[Collected data entries]
== == ==

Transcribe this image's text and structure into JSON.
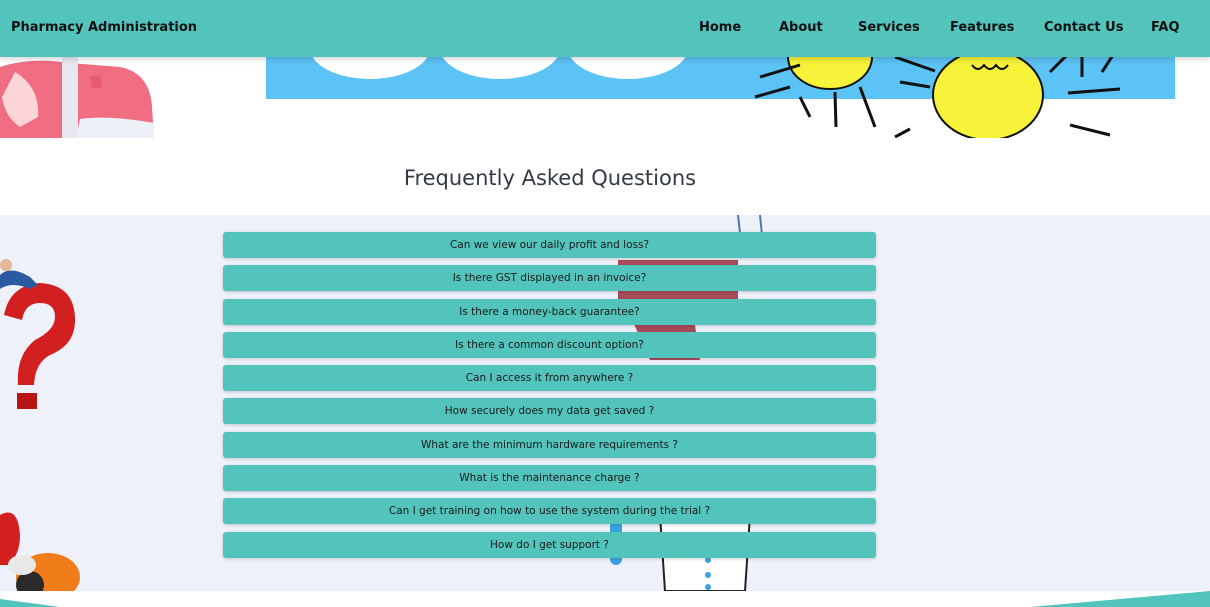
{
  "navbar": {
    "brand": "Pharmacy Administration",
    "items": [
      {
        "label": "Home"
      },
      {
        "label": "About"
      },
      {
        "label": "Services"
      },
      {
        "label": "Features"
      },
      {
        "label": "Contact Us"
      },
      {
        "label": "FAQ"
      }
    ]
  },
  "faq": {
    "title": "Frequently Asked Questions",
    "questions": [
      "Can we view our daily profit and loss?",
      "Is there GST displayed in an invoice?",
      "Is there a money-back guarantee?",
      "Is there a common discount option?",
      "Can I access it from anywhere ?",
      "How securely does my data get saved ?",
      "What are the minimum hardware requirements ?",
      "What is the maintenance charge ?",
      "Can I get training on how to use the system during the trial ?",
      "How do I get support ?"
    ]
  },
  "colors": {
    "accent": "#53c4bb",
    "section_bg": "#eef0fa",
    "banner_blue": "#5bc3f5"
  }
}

== == ==

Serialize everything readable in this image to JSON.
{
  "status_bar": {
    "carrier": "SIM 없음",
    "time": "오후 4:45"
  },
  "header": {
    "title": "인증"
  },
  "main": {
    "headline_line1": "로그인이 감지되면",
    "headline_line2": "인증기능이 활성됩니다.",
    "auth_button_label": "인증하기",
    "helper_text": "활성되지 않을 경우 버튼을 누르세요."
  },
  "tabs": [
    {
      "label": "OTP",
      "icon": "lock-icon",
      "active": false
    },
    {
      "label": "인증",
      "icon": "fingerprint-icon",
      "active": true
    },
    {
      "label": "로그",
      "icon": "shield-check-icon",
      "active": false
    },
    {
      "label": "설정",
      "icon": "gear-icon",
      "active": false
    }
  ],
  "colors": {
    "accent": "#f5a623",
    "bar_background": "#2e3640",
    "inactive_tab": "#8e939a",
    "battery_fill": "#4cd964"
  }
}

== == ==

AIM OF THE EXERCISE:
Which lines contain "What"? Copy each of them out.

FINAL RESULT:
      "What are the minimum hardware requirements ?",
      "What is the maintenance charge ?",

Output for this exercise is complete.